>> BEGIN Material for the task

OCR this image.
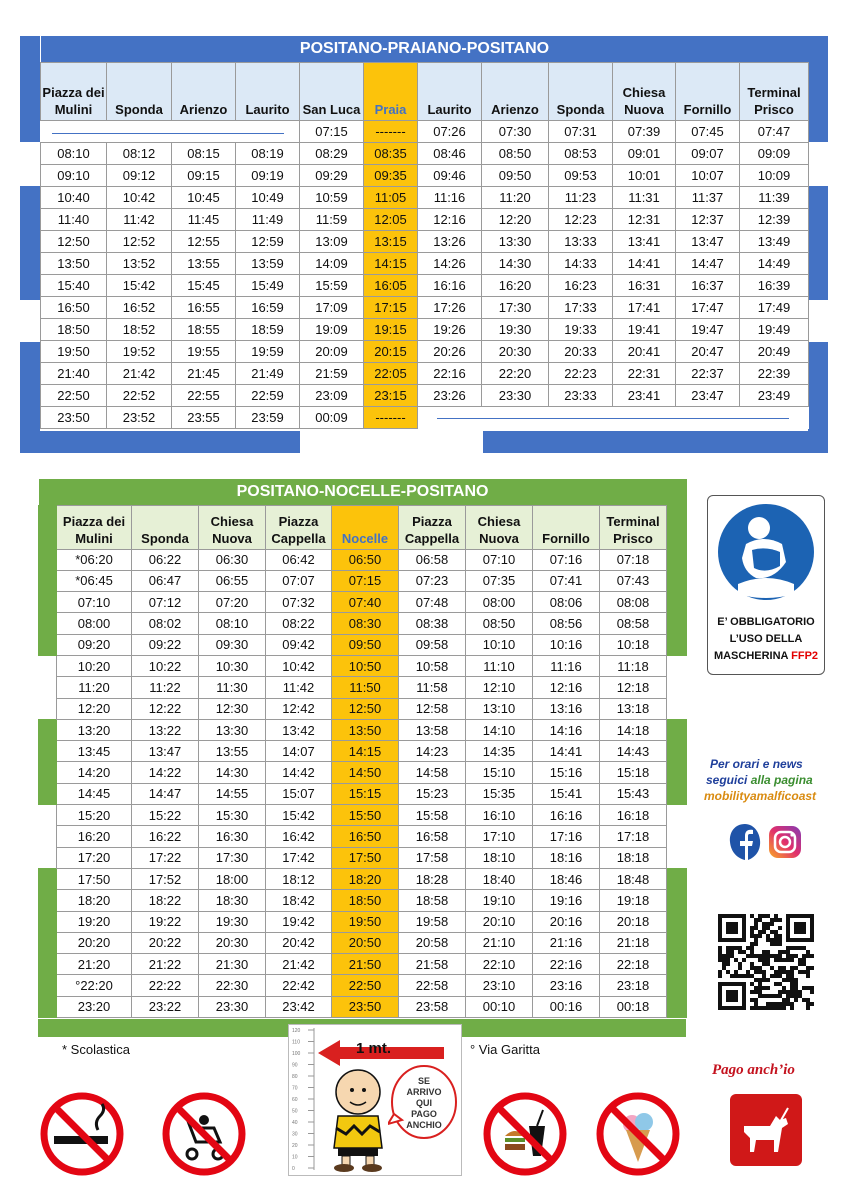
POSITANO-PRAIANO-POSITANO											
Piazza dei Mulini	Sponda	Arienzo	Laurito	San Luca	Praia	Laurito	Arienzo	Sponda	Chiesa Nuova	Fornillo	Terminal Prisco
				07:15	-------	07:26	07:30	07:31	07:39	07:45	07:47
08:10	08:12	08:15	08:19	08:29	08:35	08:46	08:50	08:53	09:01	09:07	09:09
09:10	09:12	09:15	09:19	09:29	09:35	09:46	09:50	09:53	10:01	10:07	10:09
10:40	10:42	10:45	10:49	10:59	11:05	11:16	11:20	11:23	11:31	11:37	11:39
11:40	11:42	11:45	11:49	11:59	12:05	12:16	12:20	12:23	12:31	12:37	12:39
12:50	12:52	12:55	12:59	13:09	13:15	13:26	13:30	13:33	13:41	13:47	13:49
13:50	13:52	13:55	13:59	14:09	14:15	14:26	14:30	14:33	14:41	14:47	14:49
15:40	15:42	15:45	15:49	15:59	16:05	16:16	16:20	16:23	16:31	16:37	16:39
16:50	16:52	16:55	16:59	17:09	17:15	17:26	17:30	17:33	17:41	17:47	17:49
18:50	18:52	18:55	18:59	19:09	19:15	19:26	19:30	19:33	19:41	19:47	19:49
19:50	19:52	19:55	19:59	20:09	20:15	20:26	20:30	20:33	20:41	20:47	20:49
21:40	21:42	21:45	21:49	21:59	22:05	22:16	22:20	22:23	22:31	22:37	22:39
22:50	22:52	22:55	22:59	23:09	23:15	23:26	23:30	23:33	23:41	23:47	23:49
23:50	23:52	23:55	23:59	00:09	-------						
POSITANO-NOCELLE-POSITANO										
	Piazza dei Mulini	Sponda	Chiesa Nuova	Piazza Cappella	Nocelle	Piazza Cappella	Chiesa Nuova	Fornillo	Terminal Prisco	
	*06:20	06:22	06:30	06:42	06:50	06:58	07:10	07:16	07:18	
	*06:45	06:47	06:55	07:07	07:15	07:23	07:35	07:41	07:43	
	07:10	07:12	07:20	07:32	07:40	07:48	08:00	08:06	08:08	
	08:00	08:02	08:10	08:22	08:30	08:38	08:50	08:56	08:58	
	09:20	09:22	09:30	09:42	09:50	09:58	10:10	10:16	10:18	
	10:20	10:22	10:30	10:42	10:50	10:58	11:10	11:16	11:18	
	11:20	11:22	11:30	11:42	11:50	11:58	12:10	12:16	12:18	
	12:20	12:22	12:30	12:42	12:50	12:58	13:10	13:16	13:18	
	13:20	13:22	13:30	13:42	13:50	13:58	14:10	14:16	14:18	
	13:45	13:47	13:55	14:07	14:15	14:23	14:35	14:41	14:43	
	14:20	14:22	14:30	14:42	14:50	14:58	15:10	15:16	15:18	
	14:45	14:47	14:55	15:07	15:15	15:23	15:35	15:41	15:43	
	15:20	15:22	15:30	15:42	15:50	15:58	16:10	16:16	16:18	
	16:20	16:22	16:30	16:42	16:50	16:58	17:10	17:16	17:18	
	17:20	17:22	17:30	17:42	17:50	17:58	18:10	18:16	18:18	
	17:50	17:52	18:00	18:12	18:20	18:28	18:40	18:46	18:48	
	18:20	18:22	18:30	18:42	18:50	18:58	19:10	19:16	19:18	
	19:20	19:22	19:30	19:42	19:50	19:58	20:10	20:16	20:18	
	20:20	20:22	20:30	20:42	20:50	20:58	21:10	21:16	21:18	
	21:20	21:22	21:30	21:42	21:50	21:58	22:10	22:16	22:18	
	°22:20	22:22	22:30	22:42	22:50	22:58	23:10	23:16	23:18	
	23:20	23:22	23:30	23:42	23:50	23:58	00:10	00:16	00:18	
* Scolastica	° Via Garitta
E’ OBBLIGATORIO
L’USO DELLA
MASCHERINA FFP2
Per orari e news
seguici alla pagina
mobilityamalficoast
Pago anch’io
120
110
100
90
80
70
60
50
40
30
20
10
0
1 mt.
SE
ARRIVO
QUI
PAGO
ANCHIO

>> END Material for the task

■ **Written exercise**:
Quote the material in full and exactly; do not carry over its pictures.

■ **Reply**:
OCR this image.
POSITANO-PRAIANO-POSITANO											
Piazza dei Mulini	Sponda	Arienzo	Laurito	San Luca	Praia	Laurito	Arienzo	Sponda	Chiesa Nuova	Fornillo	Terminal Prisco
				07:15	-------	07:26	07:30	07:31	07:39	07:45	07:47
08:10	08:12	08:15	08:19	08:29	08:35	08:46	08:50	08:53	09:01	09:07	09:09
09:10	09:12	09:15	09:19	09:29	09:35	09:46	09:50	09:53	10:01	10:07	10:09
10:40	10:42	10:45	10:49	10:59	11:05	11:16	11:20	11:23	11:31	11:37	11:39
11:40	11:42	11:45	11:49	11:59	12:05	12:16	12:20	12:23	12:31	12:37	12:39
12:50	12:52	12:55	12:59	13:09	13:15	13:26	13:30	13:33	13:41	13:47	13:49
13:50	13:52	13:55	13:59	14:09	14:15	14:26	14:30	14:33	14:41	14:47	14:49
15:40	15:42	15:45	15:49	15:59	16:05	16:16	16:20	16:23	16:31	16:37	16:39
16:50	16:52	16:55	16:59	17:09	17:15	17:26	17:30	17:33	17:41	17:47	17:49
18:50	18:52	18:55	18:59	19:09	19:15	19:26	19:30	19:33	19:41	19:47	19:49
19:50	19:52	19:55	19:59	20:09	20:15	20:26	20:30	20:33	20:41	20:47	20:49
21:40	21:42	21:45	21:49	21:59	22:05	22:16	22:20	22:23	22:31	22:37	22:39
22:50	22:52	22:55	22:59	23:09	23:15	23:26	23:30	23:33	23:41	23:47	23:49
23:50	23:52	23:55	23:59	00:09	-------						
POSITANO-NOCELLE-POSITANO										
	Piazza dei Mulini	Sponda	Chiesa Nuova	Piazza Cappella	Nocelle	Piazza Cappella	Chiesa Nuova	Fornillo	Terminal Prisco	
	*06:20	06:22	06:30	06:42	06:50	06:58	07:10	07:16	07:18	
	*06:45	06:47	06:55	07:07	07:15	07:23	07:35	07:41	07:43	
	07:10	07:12	07:20	07:32	07:40	07:48	08:00	08:06	08:08	
	08:00	08:02	08:10	08:22	08:30	08:38	08:50	08:56	08:58	
	09:20	09:22	09:30	09:42	09:50	09:58	10:10	10:16	10:18	
	10:20	10:22	10:30	10:42	10:50	10:58	11:10	11:16	11:18	
	11:20	11:22	11:30	11:42	11:50	11:58	12:10	12:16	12:18	
	12:20	12:22	12:30	12:42	12:50	12:58	13:10	13:16	13:18	
	13:20	13:22	13:30	13:42	13:50	13:58	14:10	14:16	14:18	
	13:45	13:47	13:55	14:07	14:15	14:23	14:35	14:41	14:43	
	14:20	14:22	14:30	14:42	14:50	14:58	15:10	15:16	15:18	
	14:45	14:47	14:55	15:07	15:15	15:23	15:35	15:41	15:43	
	15:20	15:22	15:30	15:42	15:50	15:58	16:10	16:16	16:18	
	16:20	16:22	16:30	16:42	16:50	16:58	17:10	17:16	17:18	
	17:20	17:22	17:30	17:42	17:50	17:58	18:10	18:16	18:18	
	17:50	17:52	18:00	18:12	18:20	18:28	18:40	18:46	18:48	
	18:20	18:22	18:30	18:42	18:50	18:58	19:10	19:16	19:18	
	19:20	19:22	19:30	19:42	19:50	19:58	20:10	20:16	20:18	
	20:20	20:22	20:30	20:42	20:50	20:58	21:10	21:16	21:18	
	21:20	21:22	21:30	21:42	21:50	21:58	22:10	22:16	22:18	
	°22:20	22:22	22:30	22:42	22:50	22:58	23:10	23:16	23:18	
	23:20	23:22	23:30	23:42	23:50	23:58	00:10	00:16	00:18	
* Scolastica	° Via Garitta
E’ OBBLIGATORIO
L’USO DELLA
MASCHERINA FFP2
Per orari e news
seguici alla pagina
mobilityamalficoast
Pago anch’io
120
110
100
90
80
70
60
50
40
30
20
10
0
1 mt.
SE
ARRIVO
QUI
PAGO
ANCHIO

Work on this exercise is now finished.